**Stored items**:
- - - -
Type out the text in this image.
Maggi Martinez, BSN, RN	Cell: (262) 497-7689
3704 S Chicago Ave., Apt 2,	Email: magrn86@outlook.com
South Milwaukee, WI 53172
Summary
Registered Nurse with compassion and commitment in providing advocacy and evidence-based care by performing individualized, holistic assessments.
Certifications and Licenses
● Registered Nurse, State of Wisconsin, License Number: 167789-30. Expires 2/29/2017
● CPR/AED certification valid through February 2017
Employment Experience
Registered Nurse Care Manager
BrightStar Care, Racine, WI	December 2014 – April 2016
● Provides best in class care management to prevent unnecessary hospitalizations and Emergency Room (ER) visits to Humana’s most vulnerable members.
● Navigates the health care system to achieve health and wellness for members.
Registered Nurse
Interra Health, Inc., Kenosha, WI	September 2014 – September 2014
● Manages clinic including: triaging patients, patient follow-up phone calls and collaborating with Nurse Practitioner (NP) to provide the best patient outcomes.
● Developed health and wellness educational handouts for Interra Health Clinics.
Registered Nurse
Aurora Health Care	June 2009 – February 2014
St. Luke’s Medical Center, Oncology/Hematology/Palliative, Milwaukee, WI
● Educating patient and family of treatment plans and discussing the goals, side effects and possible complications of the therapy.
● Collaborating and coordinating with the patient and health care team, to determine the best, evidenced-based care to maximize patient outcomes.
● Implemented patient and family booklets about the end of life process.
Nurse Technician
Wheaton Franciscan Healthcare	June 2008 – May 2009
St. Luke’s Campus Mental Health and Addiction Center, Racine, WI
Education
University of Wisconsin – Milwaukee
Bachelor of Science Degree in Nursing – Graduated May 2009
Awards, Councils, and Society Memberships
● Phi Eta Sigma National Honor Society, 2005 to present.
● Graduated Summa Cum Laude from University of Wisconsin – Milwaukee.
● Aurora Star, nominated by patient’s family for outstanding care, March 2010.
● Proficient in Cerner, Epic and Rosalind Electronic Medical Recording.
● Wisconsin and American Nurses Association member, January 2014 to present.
- - - -
**Problem to work on**: Keep every word the same and copy out all of the entries.

**Exercise solution**:
Type out the text in this image.
Maggi Martinez, BSN, RN	Cell: (262) 497-7689
3704 S Chicago Ave., Apt 2,	Email: magrn86@outlook.com
South Milwaukee, WI 53172
Summary
Registered Nurse with compassion and commitment in providing advocacy and evidence-based care by performing individualized, holistic assessments.
Certifications and Licenses
● Registered Nurse, State of Wisconsin, License Number: 167789-30. Expires 2/29/2017
● CPR/AED certification valid through February 2017
Employment Experience
Registered Nurse Care Manager
BrightStar Care, Racine, WI	December 2014 – April 2016
● Provides best in class care management to prevent unnecessary hospitalizations and Emergency Room (ER) visits to Humana’s most vulnerable members.
● Navigates the health care system to achieve health and wellness for members.
Registered Nurse
Interra Health, Inc., Kenosha, WI	September 2014 – September 2014
● Manages clinic including: triaging patients, patient follow-up phone calls and collaborating with Nurse Practitioner (NP) to provide the best patient outcomes.
● Developed health and wellness educational handouts for Interra Health Clinics.
Registered Nurse
Aurora Health Care	June 2009 – February 2014
St. Luke’s Medical Center, Oncology/Hematology/Palliative, Milwaukee, WI
● Educating patient and family of treatment plans and discussing the goals, side effects and possible complications of the therapy.
● Collaborating and coordinating with the patient and health care team, to determine the best, evidenced-based care to maximize patient outcomes.
● Implemented patient and family booklets about the end of life process.
Nurse Technician
Wheaton Franciscan Healthcare	June 2008 – May 2009
St. Luke’s Campus Mental Health and Addiction Center, Racine, WI
Education
University of Wisconsin – Milwaukee
Bachelor of Science Degree in Nursing – Graduated May 2009
Awards, Councils, and Society Memberships
● Phi Eta Sigma National Honor Society, 2005 to present.
● Graduated Summa Cum Laude from University of Wisconsin – Milwaukee.
● Aurora Star, nominated by patient’s family for outstanding care, March 2010.
● Proficient in Cerner, Epic and Rosalind Electronic Medical Recording.
● Wisconsin and American Nurses Association member, January 2014 to present.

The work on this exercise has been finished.